• DIRECTION: Copy down all of the data underneath, exactly as shown.

• AVAILABLE DATA:
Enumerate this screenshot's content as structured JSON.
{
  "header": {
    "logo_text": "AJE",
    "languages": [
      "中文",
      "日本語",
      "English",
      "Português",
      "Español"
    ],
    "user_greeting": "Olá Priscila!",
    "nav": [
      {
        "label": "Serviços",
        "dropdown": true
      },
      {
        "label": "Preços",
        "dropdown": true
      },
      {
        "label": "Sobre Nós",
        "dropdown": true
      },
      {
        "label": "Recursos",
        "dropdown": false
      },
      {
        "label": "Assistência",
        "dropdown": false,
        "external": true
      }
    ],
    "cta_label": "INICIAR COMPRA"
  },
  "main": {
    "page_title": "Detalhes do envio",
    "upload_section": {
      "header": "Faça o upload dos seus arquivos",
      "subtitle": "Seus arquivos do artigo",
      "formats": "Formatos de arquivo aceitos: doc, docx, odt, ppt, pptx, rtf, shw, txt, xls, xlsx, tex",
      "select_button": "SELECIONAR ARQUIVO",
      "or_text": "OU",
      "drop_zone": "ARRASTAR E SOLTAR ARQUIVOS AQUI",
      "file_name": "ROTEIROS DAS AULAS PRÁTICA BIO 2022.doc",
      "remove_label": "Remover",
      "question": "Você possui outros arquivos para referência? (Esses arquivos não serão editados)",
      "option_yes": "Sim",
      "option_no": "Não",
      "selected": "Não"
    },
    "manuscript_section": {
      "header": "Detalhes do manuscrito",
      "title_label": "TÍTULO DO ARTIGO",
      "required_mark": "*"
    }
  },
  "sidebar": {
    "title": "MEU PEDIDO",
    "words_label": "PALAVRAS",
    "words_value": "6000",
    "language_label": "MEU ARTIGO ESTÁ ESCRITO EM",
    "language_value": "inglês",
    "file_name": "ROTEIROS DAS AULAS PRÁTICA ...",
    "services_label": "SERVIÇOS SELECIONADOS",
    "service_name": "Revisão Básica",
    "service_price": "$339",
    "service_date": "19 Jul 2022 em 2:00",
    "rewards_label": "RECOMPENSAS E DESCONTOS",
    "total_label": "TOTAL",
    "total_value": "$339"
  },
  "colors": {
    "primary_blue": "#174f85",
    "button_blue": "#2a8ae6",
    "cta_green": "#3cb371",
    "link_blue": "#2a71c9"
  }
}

• SOLUTION TO THIS EXERCISE:
Enumerate this screenshot's content as structured JSON.
{
  "header": {
    "logo_text": "AJE",
    "languages": [
      "中文",
      "日本語",
      "English",
      "Português",
      "Español"
    ],
    "user_greeting": "Olá Priscila!",
    "nav": [
      {
        "label": "Serviços",
        "dropdown": true
      },
      {
        "label": "Preços",
        "dropdown": true
      },
      {
        "label": "Sobre Nós",
        "dropdown": true
      },
      {
        "label": "Recursos",
        "dropdown": false
      },
      {
        "label": "Assistência",
        "dropdown": false,
        "external": true
      }
    ],
    "cta_label": "INICIAR COMPRA"
  },
  "main": {
    "page_title": "Detalhes do envio",
    "upload_section": {
      "header": "Faça o upload dos seus arquivos",
      "subtitle": "Seus arquivos do artigo",
      "formats": "Formatos de arquivo aceitos: doc, docx, odt, ppt, pptx, rtf, shw, txt, xls, xlsx, tex",
      "select_button": "SELECIONAR ARQUIVO",
      "or_text": "OU",
      "drop_zone": "ARRASTAR E SOLTAR ARQUIVOS AQUI",
      "file_name": "ROTEIROS DAS AULAS PRÁTICA BIO 2022.doc",
      "remove_label": "Remover",
      "question": "Você possui outros arquivos para referência? (Esses arquivos não serão editados)",
      "option_yes": "Sim",
      "option_no": "Não",
      "selected": "Não"
    },
    "manuscript_section": {
      "header": "Detalhes do manuscrito",
      "title_label": "TÍTULO DO ARTIGO",
      "required_mark": "*"
    }
  },
  "sidebar": {
    "title": "MEU PEDIDO",
    "words_label": "PALAVRAS",
    "words_value": "6000",
    "language_label": "MEU ARTIGO ESTÁ ESCRITO EM",
    "language_value": "inglês",
    "file_name": "ROTEIROS DAS AULAS PRÁTICA ...",
    "services_label": "SERVIÇOS SELECIONADOS",
    "service_name": "Revisão Básica",
    "service_price": "$339",
    "service_date": "19 Jul 2022 em 2:00",
    "rewards_label": "RECOMPENSAS E DESCONTOS",
    "total_label": "TOTAL",
    "total_value": "$339"
  },
  "colors": {
    "primary_blue": "#174f85",
    "button_blue": "#2a8ae6",
    "cta_green": "#3cb371",
    "link_blue": "#2a71c9"
  }
}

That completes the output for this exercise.